(Document text records)

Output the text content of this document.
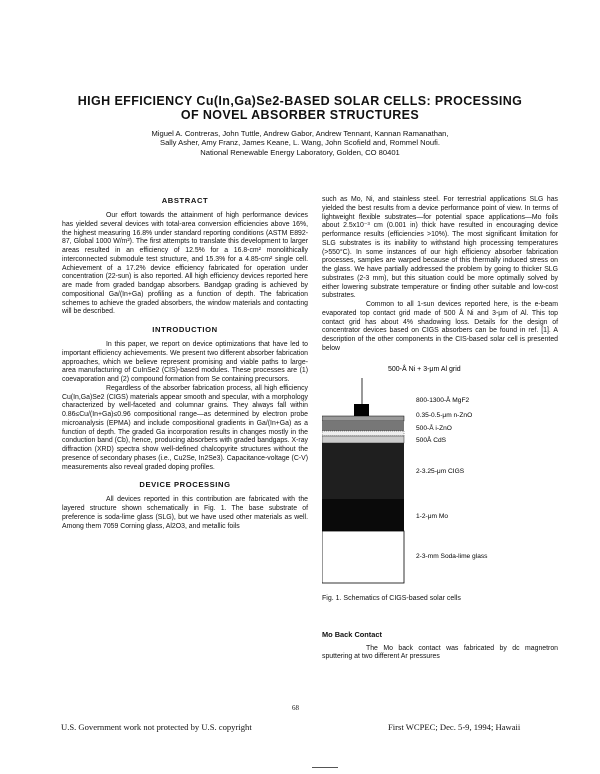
HIGH EFFICIENCY Cu(In,Ga)Se2-BASED SOLAR CELLS: PROCESSING
OF NOVEL ABSORBER STRUCTURES
Miguel A. Contreras, John Tuttle, Andrew Gabor, Andrew Tennant, Kannan Ramanathan,
Sally Asher, Amy Franz, James Keane, L. Wang, John Scofield and, Rommel Noufi.
National Renewable Energy Laboratory, Golden, CO 80401
ABSTRACT

Our effort towards the attainment of high performance devices has yielded several devices with total-area conversion efficiencies above 16%, the highest measuring 16.8% under standard reporting conditions (ASTM E892-87, Global 1000 W/m²). The first attempts to translate this development to larger areas resulted in an efficiency of 12.5% for a 16.8-cm² monolithically interconnected submodule test structure, and 15.3% for a 4.85-cm² single cell. Achievement of a 17.2% device efficiency fabricated for operation under concentration (22-sun) is also reported. All high efficiency devices reported here are made from graded bandgap absorbers. Bandgap grading is achieved by compositional Ga/(In+Ga) profiling as a function of depth. The fabrication schemes to achieve the graded absorbers, the window materials and contacting will be described.

INTRODUCTION

In this paper, we report on device optimizations that have led to important efficiency achievements. We present two different absorber fabrication approaches, which we believe represent promising and viable paths to large-area manufacturing of CuInSe2 (CIS)-based modules. These processes are (1) coevaporation and (2) compound formation from Se containing precursors.

Regardless of the absorber fabrication process, all high efficiency Cu(In,Ga)Se2 (CIGS) materials appear smooth and specular, with a morphology characterized by well-faceted and columnar grains. They always fall within 0.86≤Cu/(In+Ga)≤0.96 compositional range—as determined by electron probe microanalysis (EPMA) and include compositional gradients in Ga/(In+Ga) as a function of depth. The graded Ga incorporation results in changes mostly in the conduction band (Cb), hence, producing absorbers with graded bandgaps. X-ray diffraction (XRD) spectra show well-defined chalcopyrite structures without the presence of secondary phases (i.e., Cu2Se, In2Se3). Capacitance-voltage (C-V) measurements also reveal graded doping profiles.

DEVICE PROCESSING

All devices reported in this contribution are fabricated with the layered structure shown schematically in Fig. 1. The base substrate of preference is soda-lime glass (SLG), but we have used other materials as well. Among them 7059 Corning glass, Al2O3, and metallic foils

such as Mo, Ni, and stainless steel. For terrestrial applications SLG has yielded the best results from a device performance point of view. In terms of lightweight flexible substrates—for potential space applications—Mo foils about 2.5x10⁻³ cm (0.001 in) thick have resulted in encouraging device performance results (efficiencies >10%). The most significant limitation for SLG substrates is its inability to withstand high processing temperatures (>550°C). In some instances of our high efficiency absorber fabrication processes, samples are warped because of this thermally induced stress on the glass. We have partially addressed the problem by going to thicker SLG substrates (2-3 mm), but this situation could be more optimally solved by either lowering substrate temperature or finding other suitable and low-cost substrates.

Common to all 1-sun devices reported here, is the e-beam evaporated top contact grid made of 500 Å Ni and 3-μm of Al. This top contact grid has about 4% shadowing loss. Details for the design of concentrator devices based on CIGS absorbers can be found in ref. [1]. A description of the other components in the CIS-based solar cell is presented below

500-Å Ni + 3-μm Al grid
800-1300-Å MgF2
0.35-0.5-μm n-ZnO
500-Å i-ZnO
500Å CdS
2-3.25-μm CIGS
1-2-μm Mo
2-3-mm Soda-lime glass
Fig. 1. Schematics of CIGS-based solar cells
Mo Back Contact

The Mo back contact was fabricated by dc magnetron sputtering at two different Ar pressures

68
U.S. Government work not protected by U.S. copyright	First WCPEC; Dec. 5-9, 1994; Hawaii
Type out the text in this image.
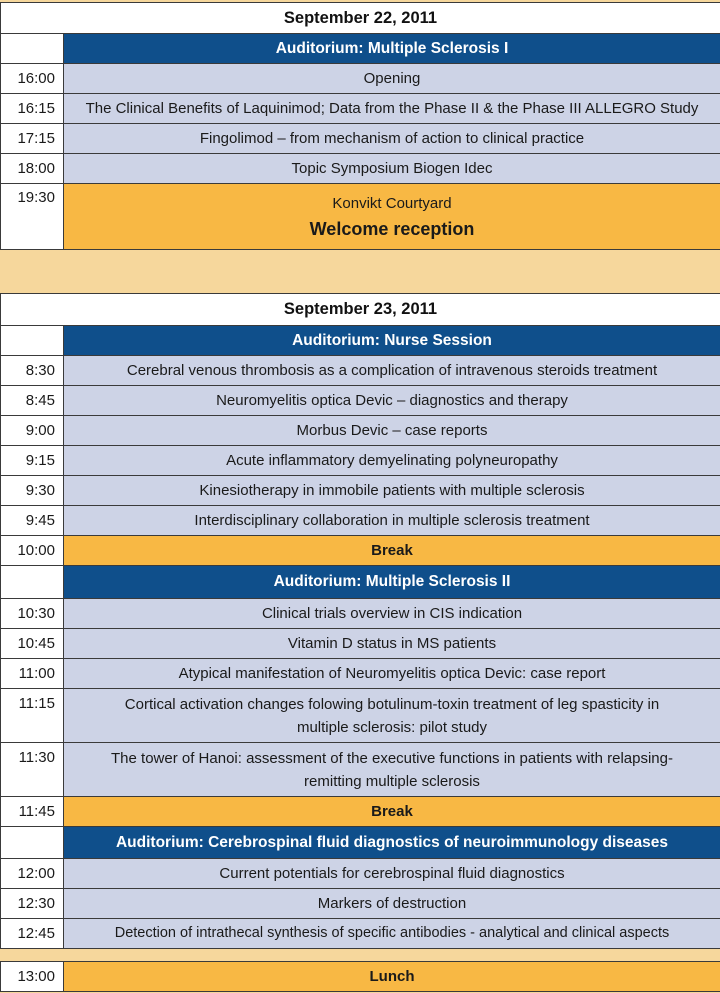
September 22, 2011	
	Auditorium: Multiple Sclerosis I
16:00	Opening
16:15	The Clinical Benefits of Laquinimod; Data from the Phase II & the Phase III ALLEGRO Study
17:15	Fingolimod – from mechanism of action to clinical practice
18:00	Topic Symposium Biogen Idec
19:30	Konvikt Courtyard
Welcome reception
September 23, 2011	
	Auditorium: Nurse Session
8:30	Cerebral venous thrombosis as a complication of intravenous steroids treatment
8:45	Neuromyelitis optica Devic – diagnostics and therapy
9:00	Morbus Devic – case reports
9:15	Acute inflammatory demyelinating polyneuropathy
9:30	Kinesiotherapy in immobile patients with multiple sclerosis
9:45	Interdisciplinary collaboration in multiple sclerosis treatment
10:00	Break
	Auditorium: Multiple Sclerosis II
10:30	Clinical trials overview in CIS indication
10:45	Vitamin D status in MS patients
11:00	Atypical manifestation of Neuromyelitis optica Devic: case report
11:15	Cortical activation changes folowing botulinum-toxin treatment of leg spasticity in multiple sclerosis: pilot study
11:30	The tower of Hanoi: assessment of the executive functions in patients with relapsing-remitting multiple sclerosis
11:45	Break
	Auditorium: Cerebrospinal fluid diagnostics of neuroimmunology diseases
12:00	Current potentials for cerebrospinal fluid diagnostics
12:30	Markers of destruction
12:45	Detection of intrathecal synthesis of specific antibodies - analytical and clinical aspects
13:00	Lunch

[Aim of the exercise]:
Exclude the pictures and reproduce every entry exactly.

[Task response]:
Output the text content of this document.
HIGH EFFICIENCY Cu(In,Ga)Se2-BASED SOLAR CELLS: PROCESSING
OF NOVEL ABSORBER STRUCTURES
Miguel A. Contreras, John Tuttle, Andrew Gabor, Andrew Tennant, Kannan Ramanathan,
Sally Asher, Amy Franz, James Keane, L. Wang, John Scofield and, Rommel Noufi.
National Renewable Energy Laboratory, Golden, CO 80401
ABSTRACT

Our effort towards the attainment of high performance devices has yielded several devices with total-area conversion efficiencies above 16%, the highest measuring 16.8% under standard reporting conditions (ASTM E892-87, Global 1000 W/m²). The first attempts to translate this development to larger areas resulted in an efficiency of 12.5% for a 16.8-cm² monolithically interconnected submodule test structure, and 15.3% for a 4.85-cm² single cell. Achievement of a 17.2% device efficiency fabricated for operation under concentration (22-sun) is also reported. All high efficiency devices reported here are made from graded bandgap absorbers. Bandgap grading is achieved by compositional Ga/(In+Ga) profiling as a function of depth. The fabrication schemes to achieve the graded absorbers, the window materials and contacting will be described.

INTRODUCTION

In this paper, we report on device optimizations that have led to important efficiency achievements. We present two different absorber fabrication approaches, which we believe represent promising and viable paths to large-area manufacturing of CuInSe2 (CIS)-based modules. These processes are (1) coevaporation and (2) compound formation from Se containing precursors.

Regardless of the absorber fabrication process, all high efficiency Cu(In,Ga)Se2 (CIGS) materials appear smooth and specular, with a morphology characterized by well-faceted and columnar grains. They always fall within 0.86≤Cu/(In+Ga)≤0.96 compositional range—as determined by electron probe microanalysis (EPMA) and include compositional gradients in Ga/(In+Ga) as a function of depth. The graded Ga incorporation results in changes mostly in the conduction band (Cb), hence, producing absorbers with graded bandgaps. X-ray diffraction (XRD) spectra show well-defined chalcopyrite structures without the presence of secondary phases (i.e., Cu2Se, In2Se3). Capacitance-voltage (C-V) measurements also reveal graded doping profiles.

DEVICE PROCESSING

All devices reported in this contribution are fabricated with the layered structure shown schematically in Fig. 1. The base substrate of preference is soda-lime glass (SLG), but we have used other materials as well. Among them 7059 Corning glass, Al2O3, and metallic foils

such as Mo, Ni, and stainless steel. For terrestrial applications SLG has yielded the best results from a device performance point of view. In terms of lightweight flexible substrates—for potential space applications—Mo foils about 2.5x10⁻³ cm (0.001 in) thick have resulted in encouraging device performance results (efficiencies >10%). The most significant limitation for SLG substrates is its inability to withstand high processing temperatures (>550°C). In some instances of our high efficiency absorber fabrication processes, samples are warped because of this thermally induced stress on the glass. We have partially addressed the problem by going to thicker SLG substrates (2-3 mm), but this situation could be more optimally solved by either lowering substrate temperature or finding other suitable and low-cost substrates.

Common to all 1-sun devices reported here, is the e-beam evaporated top contact grid made of 500 Å Ni and 3-μm of Al. This top contact grid has about 4% shadowing loss. Details for the design of concentrator devices based on CIGS absorbers can be found in ref. [1]. A description of the other components in the CIS-based solar cell is presented below

500-Å Ni + 3-μm Al grid
800-1300-Å MgF2
0.35-0.5-μm n-ZnO
500-Å i-ZnO
500Å CdS
2-3.25-μm CIGS
1-2-μm Mo
2-3-mm Soda-lime glass
Fig. 1. Schematics of CIGS-based solar cells
Mo Back Contact

The Mo back contact was fabricated by dc magnetron sputtering at two different Ar pressures

68
U.S. Government work not protected by U.S. copyright	First WCPEC; Dec. 5-9, 1994; Hawaii
Type out the text in this image.
September 22, 2011	
	Auditorium: Multiple Sclerosis I
16:00	Opening
16:15	The Clinical Benefits of Laquinimod; Data from the Phase II & the Phase III ALLEGRO Study
17:15	Fingolimod – from mechanism of action to clinical practice
18:00	Topic Symposium Biogen Idec
19:30	Konvikt Courtyard
Welcome reception
September 23, 2011	
	Auditorium: Nurse Session
8:30	Cerebral venous thrombosis as a complication of intravenous steroids treatment
8:45	Neuromyelitis optica Devic – diagnostics and therapy
9:00	Morbus Devic – case reports
9:15	Acute inflammatory demyelinating polyneuropathy
9:30	Kinesiotherapy in immobile patients with multiple sclerosis
9:45	Interdisciplinary collaboration in multiple sclerosis treatment
10:00	Break
	Auditorium: Multiple Sclerosis II
10:30	Clinical trials overview in CIS indication
10:45	Vitamin D status in MS patients
11:00	Atypical manifestation of Neuromyelitis optica Devic: case report
11:15	Cortical activation changes folowing botulinum-toxin treatment of leg spasticity in multiple sclerosis: pilot study
11:30	The tower of Hanoi: assessment of the executive functions in patients with relapsing-remitting multiple sclerosis
11:45	Break
	Auditorium: Cerebrospinal fluid diagnostics of neuroimmunology diseases
12:00	Current potentials for cerebrospinal fluid diagnostics
12:30	Markers of destruction
12:45	Detection of intrathecal synthesis of specific antibodies - analytical and clinical aspects
13:00	Lunch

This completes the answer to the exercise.